Give the count of lines holding the string "tulis" and nothing else.
Stored records start
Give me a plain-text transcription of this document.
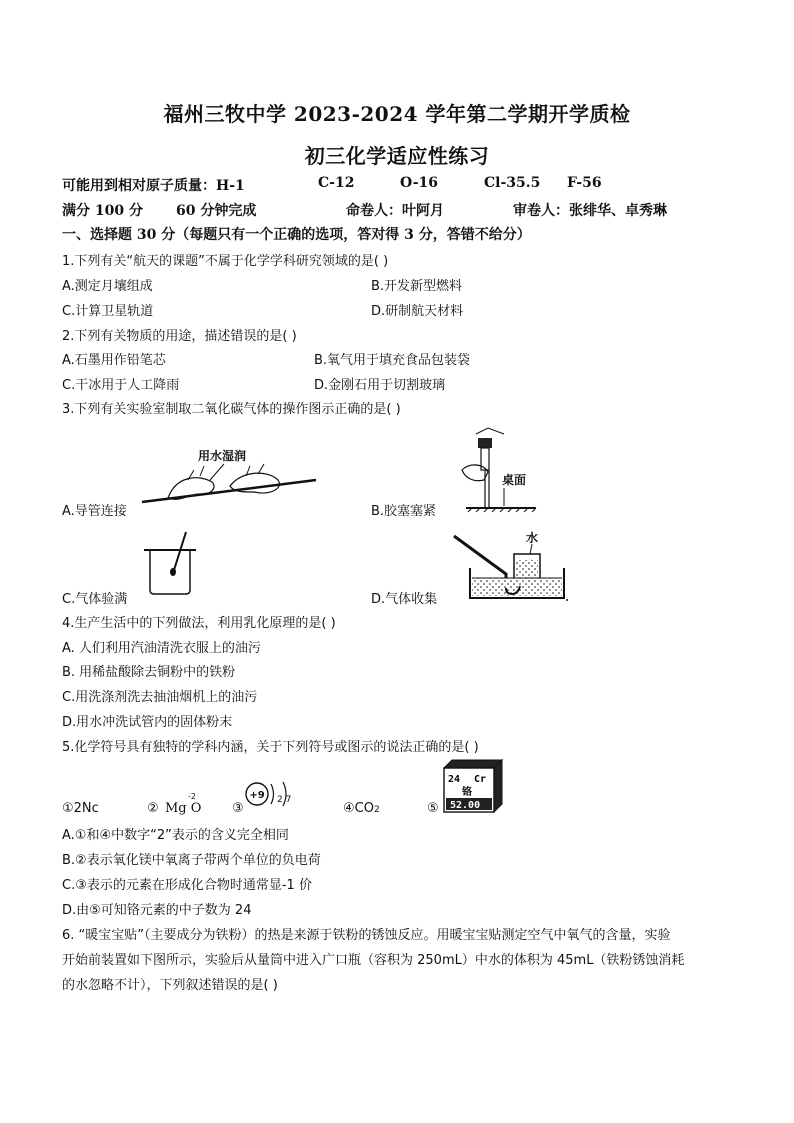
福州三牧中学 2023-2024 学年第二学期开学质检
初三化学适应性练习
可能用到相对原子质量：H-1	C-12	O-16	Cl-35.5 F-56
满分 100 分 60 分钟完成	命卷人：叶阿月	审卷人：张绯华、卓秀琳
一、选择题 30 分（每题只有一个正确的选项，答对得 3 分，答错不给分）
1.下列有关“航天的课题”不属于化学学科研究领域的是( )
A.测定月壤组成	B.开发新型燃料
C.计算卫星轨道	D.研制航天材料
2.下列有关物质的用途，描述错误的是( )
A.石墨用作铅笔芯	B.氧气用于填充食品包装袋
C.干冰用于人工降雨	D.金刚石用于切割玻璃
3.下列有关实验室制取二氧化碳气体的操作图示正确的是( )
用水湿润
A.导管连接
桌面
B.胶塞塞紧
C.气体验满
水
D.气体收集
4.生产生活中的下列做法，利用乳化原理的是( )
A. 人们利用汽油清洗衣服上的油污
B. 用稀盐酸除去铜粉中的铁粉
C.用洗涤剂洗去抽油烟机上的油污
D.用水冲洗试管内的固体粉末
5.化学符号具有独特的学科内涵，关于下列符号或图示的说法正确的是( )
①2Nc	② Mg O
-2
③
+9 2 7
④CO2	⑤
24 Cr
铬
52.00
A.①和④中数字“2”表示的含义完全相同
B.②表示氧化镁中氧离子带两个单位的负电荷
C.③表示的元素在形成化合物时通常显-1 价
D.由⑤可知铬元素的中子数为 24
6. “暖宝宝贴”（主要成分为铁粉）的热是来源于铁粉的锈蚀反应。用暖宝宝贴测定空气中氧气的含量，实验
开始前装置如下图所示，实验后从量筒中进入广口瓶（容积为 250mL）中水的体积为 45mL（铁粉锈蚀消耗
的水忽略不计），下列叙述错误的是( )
Stored records end
Stored records start
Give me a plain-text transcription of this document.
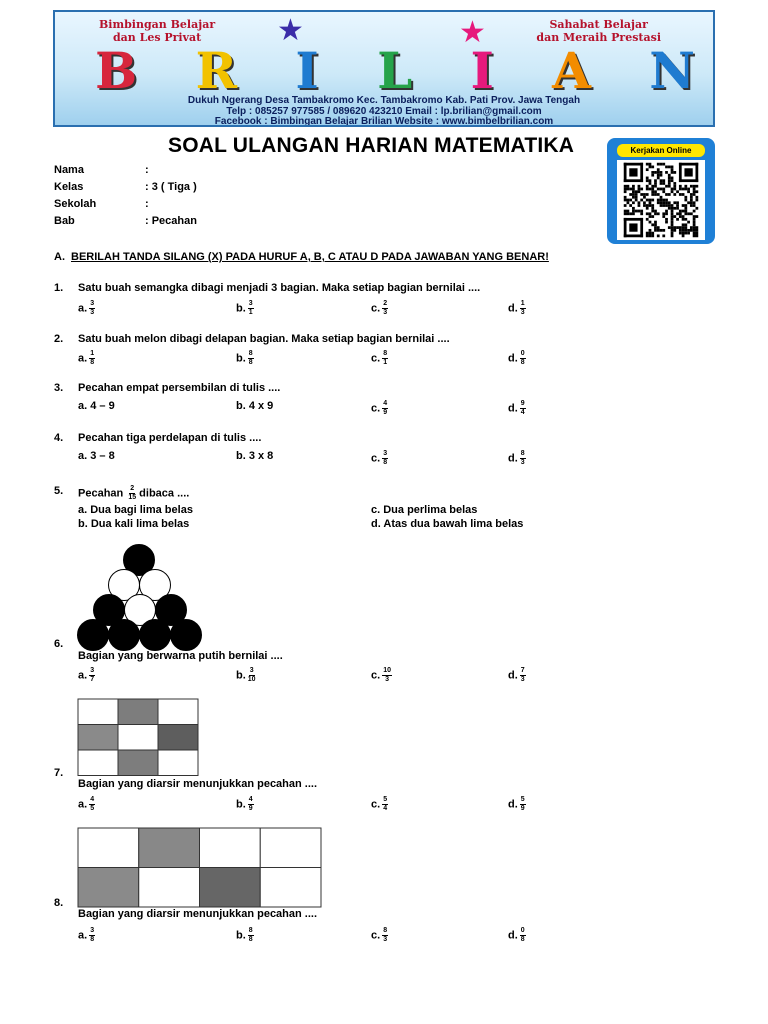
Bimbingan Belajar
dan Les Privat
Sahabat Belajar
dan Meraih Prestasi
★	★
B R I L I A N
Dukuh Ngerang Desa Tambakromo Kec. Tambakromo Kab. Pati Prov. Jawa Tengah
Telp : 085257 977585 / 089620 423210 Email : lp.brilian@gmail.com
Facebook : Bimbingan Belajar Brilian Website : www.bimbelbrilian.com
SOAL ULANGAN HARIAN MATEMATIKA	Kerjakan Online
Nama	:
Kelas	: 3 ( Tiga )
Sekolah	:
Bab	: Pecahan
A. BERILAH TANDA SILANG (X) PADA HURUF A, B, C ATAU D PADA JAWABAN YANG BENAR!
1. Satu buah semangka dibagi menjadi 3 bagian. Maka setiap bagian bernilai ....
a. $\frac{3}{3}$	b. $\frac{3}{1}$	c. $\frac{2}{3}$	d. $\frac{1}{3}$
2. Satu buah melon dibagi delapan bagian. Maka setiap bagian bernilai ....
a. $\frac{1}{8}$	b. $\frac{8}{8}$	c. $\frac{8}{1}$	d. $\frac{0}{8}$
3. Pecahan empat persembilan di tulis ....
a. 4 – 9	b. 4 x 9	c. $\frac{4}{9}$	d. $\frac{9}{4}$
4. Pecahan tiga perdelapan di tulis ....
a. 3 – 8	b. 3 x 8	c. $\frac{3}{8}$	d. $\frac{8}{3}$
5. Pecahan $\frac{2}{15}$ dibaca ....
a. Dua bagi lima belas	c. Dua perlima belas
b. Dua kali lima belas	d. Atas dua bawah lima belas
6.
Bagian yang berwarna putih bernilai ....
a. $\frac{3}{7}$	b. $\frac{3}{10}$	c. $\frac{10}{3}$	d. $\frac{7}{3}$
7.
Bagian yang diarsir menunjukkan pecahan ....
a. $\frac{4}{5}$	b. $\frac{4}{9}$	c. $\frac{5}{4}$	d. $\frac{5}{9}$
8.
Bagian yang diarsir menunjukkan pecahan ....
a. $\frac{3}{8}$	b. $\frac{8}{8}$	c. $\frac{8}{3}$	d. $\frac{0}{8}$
Stored records end
◆ The completed task ◆
2